**Problem statement**
Please write out the material below exactly as given.

**Given data**
[START]
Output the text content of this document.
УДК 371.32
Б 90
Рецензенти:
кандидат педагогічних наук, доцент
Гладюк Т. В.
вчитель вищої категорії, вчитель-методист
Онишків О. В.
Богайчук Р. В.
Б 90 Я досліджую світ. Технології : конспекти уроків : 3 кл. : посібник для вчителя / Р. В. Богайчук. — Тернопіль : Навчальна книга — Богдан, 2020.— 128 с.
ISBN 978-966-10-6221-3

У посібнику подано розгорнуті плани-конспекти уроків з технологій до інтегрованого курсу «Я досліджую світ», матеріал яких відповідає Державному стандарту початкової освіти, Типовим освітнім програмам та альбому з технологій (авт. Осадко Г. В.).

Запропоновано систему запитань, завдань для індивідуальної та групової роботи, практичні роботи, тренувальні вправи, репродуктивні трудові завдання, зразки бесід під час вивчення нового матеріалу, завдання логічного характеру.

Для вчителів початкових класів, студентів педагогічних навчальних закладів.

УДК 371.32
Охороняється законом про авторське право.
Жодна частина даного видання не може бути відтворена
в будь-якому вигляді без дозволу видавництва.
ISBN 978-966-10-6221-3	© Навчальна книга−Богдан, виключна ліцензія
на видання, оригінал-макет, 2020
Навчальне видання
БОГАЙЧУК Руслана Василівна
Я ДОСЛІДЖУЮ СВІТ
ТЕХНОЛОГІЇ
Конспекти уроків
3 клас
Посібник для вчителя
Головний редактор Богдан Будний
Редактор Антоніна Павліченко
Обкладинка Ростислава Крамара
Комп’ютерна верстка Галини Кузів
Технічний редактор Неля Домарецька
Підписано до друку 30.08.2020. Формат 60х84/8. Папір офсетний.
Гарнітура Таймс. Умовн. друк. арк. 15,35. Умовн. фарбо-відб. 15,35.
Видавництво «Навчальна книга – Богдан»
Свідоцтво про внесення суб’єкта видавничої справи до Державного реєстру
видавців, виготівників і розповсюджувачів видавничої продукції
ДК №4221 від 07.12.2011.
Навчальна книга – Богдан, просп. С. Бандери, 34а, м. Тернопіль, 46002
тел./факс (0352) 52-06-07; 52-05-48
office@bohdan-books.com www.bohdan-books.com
[END]
**Reply**
Output the text content of this document.
УДК 371.32
Б 90
Рецензенти:
кандидат педагогічних наук, доцент
Гладюк Т. В.
вчитель вищої категорії, вчитель-методист
Онишків О. В.
Богайчук Р. В.
Б 90 Я досліджую світ. Технології : конспекти уроків : 3 кл. : посібник для вчителя / Р. В. Богайчук. — Тернопіль : Навчальна книга — Богдан, 2020.— 128 с.
ISBN 978-966-10-6221-3

У посібнику подано розгорнуті плани-конспекти уроків з технологій до інтегрованого курсу «Я досліджую світ», матеріал яких відповідає Державному стандарту початкової освіти, Типовим освітнім програмам та альбому з технологій (авт. Осадко Г. В.).

Запропоновано систему запитань, завдань для індивідуальної та групової роботи, практичні роботи, тренувальні вправи, репродуктивні трудові завдання, зразки бесід під час вивчення нового матеріалу, завдання логічного характеру.

Для вчителів початкових класів, студентів педагогічних навчальних закладів.

УДК 371.32
Охороняється законом про авторське право.
Жодна частина даного видання не може бути відтворена
в будь-якому вигляді без дозволу видавництва.
ISBN 978-966-10-6221-3	© Навчальна книга−Богдан, виключна ліцензія
на видання, оригінал-макет, 2020
Навчальне видання
БОГАЙЧУК Руслана Василівна
Я ДОСЛІДЖУЮ СВІТ
ТЕХНОЛОГІЇ
Конспекти уроків
3 клас
Посібник для вчителя
Головний редактор Богдан Будний
Редактор Антоніна Павліченко
Обкладинка Ростислава Крамара
Комп’ютерна верстка Галини Кузів
Технічний редактор Неля Домарецька
Підписано до друку 30.08.2020. Формат 60х84/8. Папір офсетний.
Гарнітура Таймс. Умовн. друк. арк. 15,35. Умовн. фарбо-відб. 15,35.
Видавництво «Навчальна книга – Богдан»
Свідоцтво про внесення суб’єкта видавничої справи до Державного реєстру
видавців, виготівників і розповсюджувачів видавничої продукції
ДК №4221 від 07.12.2011.
Навчальна книга – Богдан, просп. С. Бандери, 34а, м. Тернопіль, 46002
тел./факс (0352) 52-06-07; 52-05-48
office@bohdan-books.com www.bohdan-books.com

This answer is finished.